═══ RECORDS FOR THE EXERCISE ═══

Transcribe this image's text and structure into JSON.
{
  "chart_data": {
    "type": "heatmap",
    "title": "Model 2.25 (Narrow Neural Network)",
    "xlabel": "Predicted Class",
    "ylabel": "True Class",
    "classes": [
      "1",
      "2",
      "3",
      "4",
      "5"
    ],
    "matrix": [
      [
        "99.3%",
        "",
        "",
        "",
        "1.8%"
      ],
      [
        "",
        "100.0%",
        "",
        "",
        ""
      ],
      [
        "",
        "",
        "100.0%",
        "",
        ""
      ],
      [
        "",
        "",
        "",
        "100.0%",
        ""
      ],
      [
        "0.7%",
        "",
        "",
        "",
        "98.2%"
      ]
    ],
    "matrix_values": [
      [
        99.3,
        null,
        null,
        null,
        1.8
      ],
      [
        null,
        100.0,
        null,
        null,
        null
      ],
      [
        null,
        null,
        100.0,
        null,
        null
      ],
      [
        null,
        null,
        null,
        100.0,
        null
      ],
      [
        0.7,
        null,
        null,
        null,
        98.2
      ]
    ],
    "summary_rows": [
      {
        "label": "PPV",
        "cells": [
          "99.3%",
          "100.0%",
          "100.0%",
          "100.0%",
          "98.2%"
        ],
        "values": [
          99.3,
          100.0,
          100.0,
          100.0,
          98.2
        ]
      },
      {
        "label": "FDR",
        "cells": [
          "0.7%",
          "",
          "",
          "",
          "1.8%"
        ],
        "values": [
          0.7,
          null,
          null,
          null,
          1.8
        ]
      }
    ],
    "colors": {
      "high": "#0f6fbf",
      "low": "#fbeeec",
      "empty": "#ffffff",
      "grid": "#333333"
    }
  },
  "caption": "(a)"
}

═══
═══ RECORDS FOR THE EXERCISE ═══

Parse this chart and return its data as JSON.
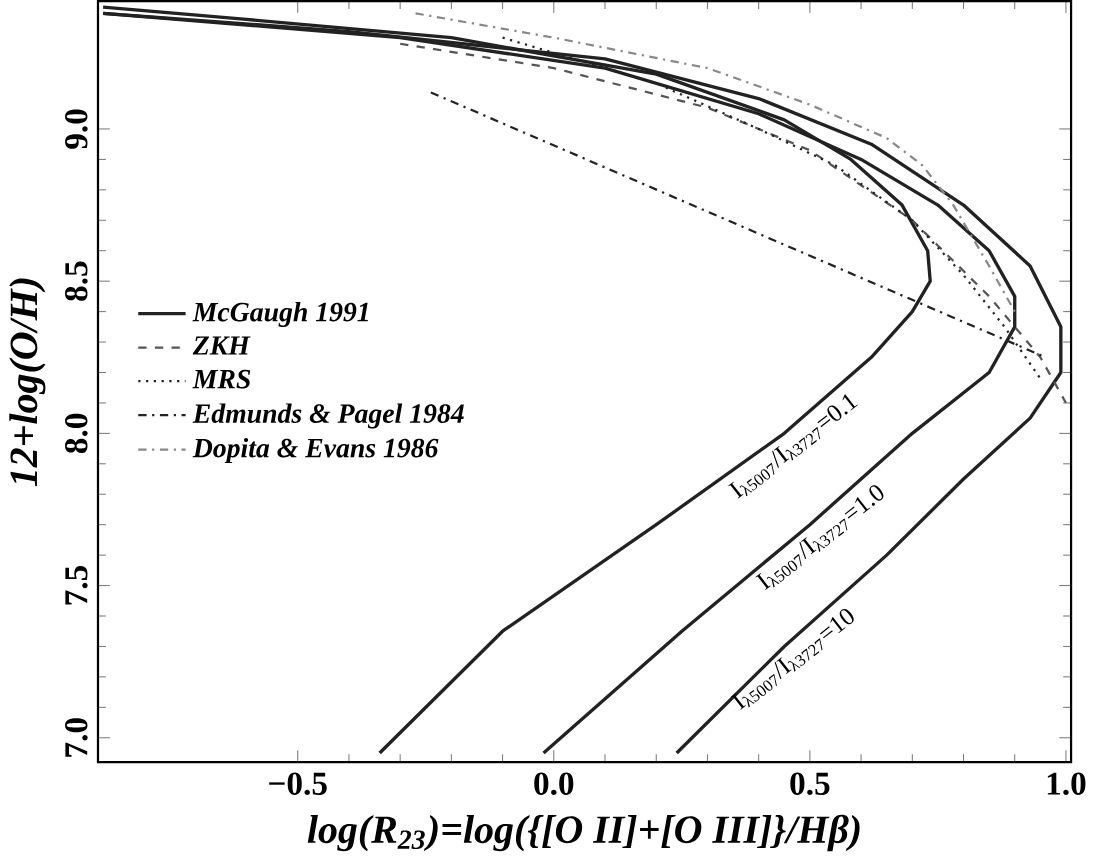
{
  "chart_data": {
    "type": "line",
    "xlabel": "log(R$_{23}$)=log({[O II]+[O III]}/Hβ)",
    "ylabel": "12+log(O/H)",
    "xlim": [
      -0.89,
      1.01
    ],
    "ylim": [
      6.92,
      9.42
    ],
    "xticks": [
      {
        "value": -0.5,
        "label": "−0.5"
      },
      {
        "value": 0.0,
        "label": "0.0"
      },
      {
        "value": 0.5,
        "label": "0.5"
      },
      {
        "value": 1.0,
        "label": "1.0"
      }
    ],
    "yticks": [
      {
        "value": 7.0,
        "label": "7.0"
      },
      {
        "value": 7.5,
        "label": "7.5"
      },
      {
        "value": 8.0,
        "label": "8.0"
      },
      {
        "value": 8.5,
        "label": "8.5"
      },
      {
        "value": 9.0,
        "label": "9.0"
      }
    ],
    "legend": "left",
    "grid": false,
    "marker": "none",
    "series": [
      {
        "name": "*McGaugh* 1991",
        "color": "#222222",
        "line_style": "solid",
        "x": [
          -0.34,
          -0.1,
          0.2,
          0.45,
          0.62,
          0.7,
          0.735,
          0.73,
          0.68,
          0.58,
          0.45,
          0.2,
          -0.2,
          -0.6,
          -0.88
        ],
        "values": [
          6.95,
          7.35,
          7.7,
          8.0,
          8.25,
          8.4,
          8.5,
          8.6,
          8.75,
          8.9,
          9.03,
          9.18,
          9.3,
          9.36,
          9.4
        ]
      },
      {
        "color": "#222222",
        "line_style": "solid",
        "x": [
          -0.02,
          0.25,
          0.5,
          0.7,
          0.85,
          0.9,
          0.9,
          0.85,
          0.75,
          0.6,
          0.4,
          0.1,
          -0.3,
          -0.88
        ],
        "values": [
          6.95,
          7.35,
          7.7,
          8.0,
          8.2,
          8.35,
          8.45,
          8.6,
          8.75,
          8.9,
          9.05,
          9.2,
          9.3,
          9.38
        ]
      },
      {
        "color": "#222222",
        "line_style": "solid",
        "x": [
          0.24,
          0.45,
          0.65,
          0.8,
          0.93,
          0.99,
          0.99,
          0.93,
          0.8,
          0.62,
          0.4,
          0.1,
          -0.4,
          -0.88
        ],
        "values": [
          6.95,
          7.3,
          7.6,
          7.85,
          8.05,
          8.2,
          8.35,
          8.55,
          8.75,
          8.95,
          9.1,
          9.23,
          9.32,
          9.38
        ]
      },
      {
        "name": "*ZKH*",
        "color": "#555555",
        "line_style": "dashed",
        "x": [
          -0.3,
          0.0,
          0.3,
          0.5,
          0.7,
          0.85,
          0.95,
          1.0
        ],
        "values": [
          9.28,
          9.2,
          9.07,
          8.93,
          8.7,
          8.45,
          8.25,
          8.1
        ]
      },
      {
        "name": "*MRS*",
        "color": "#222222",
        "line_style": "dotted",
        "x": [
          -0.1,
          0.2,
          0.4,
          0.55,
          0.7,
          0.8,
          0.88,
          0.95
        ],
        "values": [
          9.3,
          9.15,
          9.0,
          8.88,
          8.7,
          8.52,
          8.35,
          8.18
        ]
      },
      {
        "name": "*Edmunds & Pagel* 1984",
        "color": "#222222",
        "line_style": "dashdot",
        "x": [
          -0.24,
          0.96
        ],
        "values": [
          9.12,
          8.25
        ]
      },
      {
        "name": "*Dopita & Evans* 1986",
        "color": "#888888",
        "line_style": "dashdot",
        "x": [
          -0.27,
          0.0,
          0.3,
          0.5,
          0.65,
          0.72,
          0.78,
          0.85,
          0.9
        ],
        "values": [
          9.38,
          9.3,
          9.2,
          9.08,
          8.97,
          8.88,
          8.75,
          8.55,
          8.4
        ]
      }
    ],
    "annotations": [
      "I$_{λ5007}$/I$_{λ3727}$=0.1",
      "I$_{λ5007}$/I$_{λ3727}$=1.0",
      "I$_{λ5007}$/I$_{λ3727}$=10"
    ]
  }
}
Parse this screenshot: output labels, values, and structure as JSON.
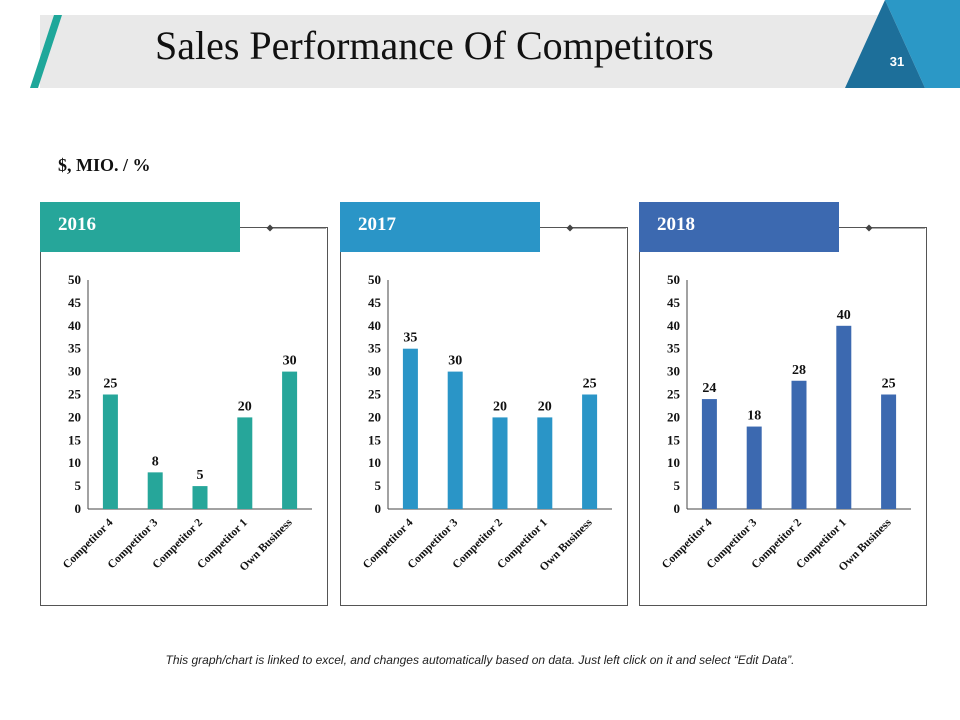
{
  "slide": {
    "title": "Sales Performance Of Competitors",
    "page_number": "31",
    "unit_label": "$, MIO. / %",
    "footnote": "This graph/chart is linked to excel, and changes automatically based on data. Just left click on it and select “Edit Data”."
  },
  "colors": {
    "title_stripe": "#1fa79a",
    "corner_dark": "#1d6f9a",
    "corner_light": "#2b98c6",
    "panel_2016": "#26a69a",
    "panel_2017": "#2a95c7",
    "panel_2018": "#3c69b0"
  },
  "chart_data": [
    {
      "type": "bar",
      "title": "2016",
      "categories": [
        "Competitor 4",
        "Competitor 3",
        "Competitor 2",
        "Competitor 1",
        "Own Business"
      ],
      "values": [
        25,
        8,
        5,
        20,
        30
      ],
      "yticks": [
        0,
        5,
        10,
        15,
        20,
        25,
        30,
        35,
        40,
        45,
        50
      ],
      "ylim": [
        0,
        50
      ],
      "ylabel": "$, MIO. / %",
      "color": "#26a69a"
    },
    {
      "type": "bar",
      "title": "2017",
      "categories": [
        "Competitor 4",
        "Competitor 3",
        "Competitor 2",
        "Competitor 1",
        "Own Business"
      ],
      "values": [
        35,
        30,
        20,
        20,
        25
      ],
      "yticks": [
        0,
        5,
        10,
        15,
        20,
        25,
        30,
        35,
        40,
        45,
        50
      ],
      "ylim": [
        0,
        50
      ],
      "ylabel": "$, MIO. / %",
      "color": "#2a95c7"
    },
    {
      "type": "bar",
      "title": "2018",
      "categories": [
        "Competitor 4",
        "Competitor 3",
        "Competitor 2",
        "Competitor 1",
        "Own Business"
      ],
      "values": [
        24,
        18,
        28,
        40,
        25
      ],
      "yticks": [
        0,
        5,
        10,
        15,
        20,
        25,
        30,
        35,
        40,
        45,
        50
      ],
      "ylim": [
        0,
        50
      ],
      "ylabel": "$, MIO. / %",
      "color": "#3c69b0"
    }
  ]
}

═══

▸ PROBLEM TO SOLVE: Each line in the listing above either holds the string "JSON" or does not; state how many do, giving the number only.

▸ FINAL RESULT: 3